— BEGIN INPUT RECORDS —
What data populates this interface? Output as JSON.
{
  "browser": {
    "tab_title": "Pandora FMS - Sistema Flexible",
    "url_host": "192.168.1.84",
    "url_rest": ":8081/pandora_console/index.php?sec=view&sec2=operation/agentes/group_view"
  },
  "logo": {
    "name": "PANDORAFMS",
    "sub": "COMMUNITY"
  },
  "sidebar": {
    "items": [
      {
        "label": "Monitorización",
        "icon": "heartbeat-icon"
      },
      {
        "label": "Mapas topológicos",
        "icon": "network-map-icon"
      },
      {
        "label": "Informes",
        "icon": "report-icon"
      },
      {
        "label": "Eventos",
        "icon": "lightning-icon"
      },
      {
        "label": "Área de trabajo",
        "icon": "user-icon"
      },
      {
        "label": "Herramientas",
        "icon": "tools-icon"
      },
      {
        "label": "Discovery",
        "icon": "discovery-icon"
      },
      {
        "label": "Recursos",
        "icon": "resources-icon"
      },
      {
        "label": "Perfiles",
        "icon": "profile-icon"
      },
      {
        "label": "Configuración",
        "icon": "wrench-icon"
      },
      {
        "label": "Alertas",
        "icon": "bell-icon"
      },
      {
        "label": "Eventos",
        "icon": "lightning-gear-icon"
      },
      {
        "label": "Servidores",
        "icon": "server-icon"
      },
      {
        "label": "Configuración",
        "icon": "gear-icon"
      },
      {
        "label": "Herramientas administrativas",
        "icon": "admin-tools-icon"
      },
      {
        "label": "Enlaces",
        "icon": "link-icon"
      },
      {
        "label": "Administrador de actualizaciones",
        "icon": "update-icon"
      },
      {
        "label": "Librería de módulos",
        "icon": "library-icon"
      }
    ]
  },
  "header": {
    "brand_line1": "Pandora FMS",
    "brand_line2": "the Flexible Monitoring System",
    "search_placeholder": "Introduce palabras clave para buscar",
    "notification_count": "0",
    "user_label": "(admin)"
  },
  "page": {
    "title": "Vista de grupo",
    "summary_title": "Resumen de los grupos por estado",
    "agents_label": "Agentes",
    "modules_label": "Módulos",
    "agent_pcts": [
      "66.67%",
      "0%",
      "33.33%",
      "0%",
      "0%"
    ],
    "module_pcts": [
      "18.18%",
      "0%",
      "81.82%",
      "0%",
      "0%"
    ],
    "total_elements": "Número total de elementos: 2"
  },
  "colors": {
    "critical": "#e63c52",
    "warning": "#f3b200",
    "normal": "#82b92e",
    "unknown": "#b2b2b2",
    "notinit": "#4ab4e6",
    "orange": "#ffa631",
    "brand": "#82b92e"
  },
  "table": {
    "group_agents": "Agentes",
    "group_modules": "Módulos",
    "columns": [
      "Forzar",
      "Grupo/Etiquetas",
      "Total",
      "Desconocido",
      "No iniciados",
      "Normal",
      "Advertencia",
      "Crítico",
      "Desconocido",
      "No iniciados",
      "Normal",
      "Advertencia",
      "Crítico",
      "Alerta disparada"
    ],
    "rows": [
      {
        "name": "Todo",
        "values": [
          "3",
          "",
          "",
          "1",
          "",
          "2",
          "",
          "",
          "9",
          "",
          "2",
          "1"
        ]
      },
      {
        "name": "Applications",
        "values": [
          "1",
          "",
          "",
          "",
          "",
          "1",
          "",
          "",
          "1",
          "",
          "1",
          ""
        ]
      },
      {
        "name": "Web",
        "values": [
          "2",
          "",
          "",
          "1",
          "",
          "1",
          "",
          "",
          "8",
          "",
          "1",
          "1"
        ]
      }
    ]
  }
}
— END INPUT RECORDS —
Return the entries above exactly as they appear.

What data populates this interface? Output as JSON.
{
  "browser": {
    "tab_title": "Pandora FMS - Sistema Flexible",
    "url_host": "192.168.1.84",
    "url_rest": ":8081/pandora_console/index.php?sec=view&sec2=operation/agentes/group_view"
  },
  "logo": {
    "name": "PANDORAFMS",
    "sub": "COMMUNITY"
  },
  "sidebar": {
    "items": [
      {
        "label": "Monitorización",
        "icon": "heartbeat-icon"
      },
      {
        "label": "Mapas topológicos",
        "icon": "network-map-icon"
      },
      {
        "label": "Informes",
        "icon": "report-icon"
      },
      {
        "label": "Eventos",
        "icon": "lightning-icon"
      },
      {
        "label": "Área de trabajo",
        "icon": "user-icon"
      },
      {
        "label": "Herramientas",
        "icon": "tools-icon"
      },
      {
        "label": "Discovery",
        "icon": "discovery-icon"
      },
      {
        "label": "Recursos",
        "icon": "resources-icon"
      },
      {
        "label": "Perfiles",
        "icon": "profile-icon"
      },
      {
        "label": "Configuración",
        "icon": "wrench-icon"
      },
      {
        "label": "Alertas",
        "icon": "bell-icon"
      },
      {
        "label": "Eventos",
        "icon": "lightning-gear-icon"
      },
      {
        "label": "Servidores",
        "icon": "server-icon"
      },
      {
        "label": "Configuración",
        "icon": "gear-icon"
      },
      {
        "label": "Herramientas administrativas",
        "icon": "admin-tools-icon"
      },
      {
        "label": "Enlaces",
        "icon": "link-icon"
      },
      {
        "label": "Administrador de actualizaciones",
        "icon": "update-icon"
      },
      {
        "label": "Librería de módulos",
        "icon": "library-icon"
      }
    ]
  },
  "header": {
    "brand_line1": "Pandora FMS",
    "brand_line2": "the Flexible Monitoring System",
    "search_placeholder": "Introduce palabras clave para buscar",
    "notification_count": "0",
    "user_label": "(admin)"
  },
  "page": {
    "title": "Vista de grupo",
    "summary_title": "Resumen de los grupos por estado",
    "agents_label": "Agentes",
    "modules_label": "Módulos",
    "agent_pcts": [
      "66.67%",
      "0%",
      "33.33%",
      "0%",
      "0%"
    ],
    "module_pcts": [
      "18.18%",
      "0%",
      "81.82%",
      "0%",
      "0%"
    ],
    "total_elements": "Número total de elementos: 2"
  },
  "colors": {
    "critical": "#e63c52",
    "warning": "#f3b200",
    "normal": "#82b92e",
    "unknown": "#b2b2b2",
    "notinit": "#4ab4e6",
    "orange": "#ffa631",
    "brand": "#82b92e"
  },
  "table": {
    "group_agents": "Agentes",
    "group_modules": "Módulos",
    "columns": [
      "Forzar",
      "Grupo/Etiquetas",
      "Total",
      "Desconocido",
      "No iniciados",
      "Normal",
      "Advertencia",
      "Crítico",
      "Desconocido",
      "No iniciados",
      "Normal",
      "Advertencia",
      "Crítico",
      "Alerta disparada"
    ],
    "rows": [
      {
        "name": "Todo",
        "values": [
          "3",
          "",
          "",
          "1",
          "",
          "2",
          "",
          "",
          "9",
          "",
          "2",
          "1"
        ]
      },
      {
        "name": "Applications",
        "values": [
          "1",
          "",
          "",
          "",
          "",
          "1",
          "",
          "",
          "1",
          "",
          "1",
          ""
        ]
      },
      {
        "name": "Web",
        "values": [
          "2",
          "",
          "",
          "1",
          "",
          "1",
          "",
          "",
          "8",
          "",
          "1",
          "1"
        ]
      }
    ]
  }
}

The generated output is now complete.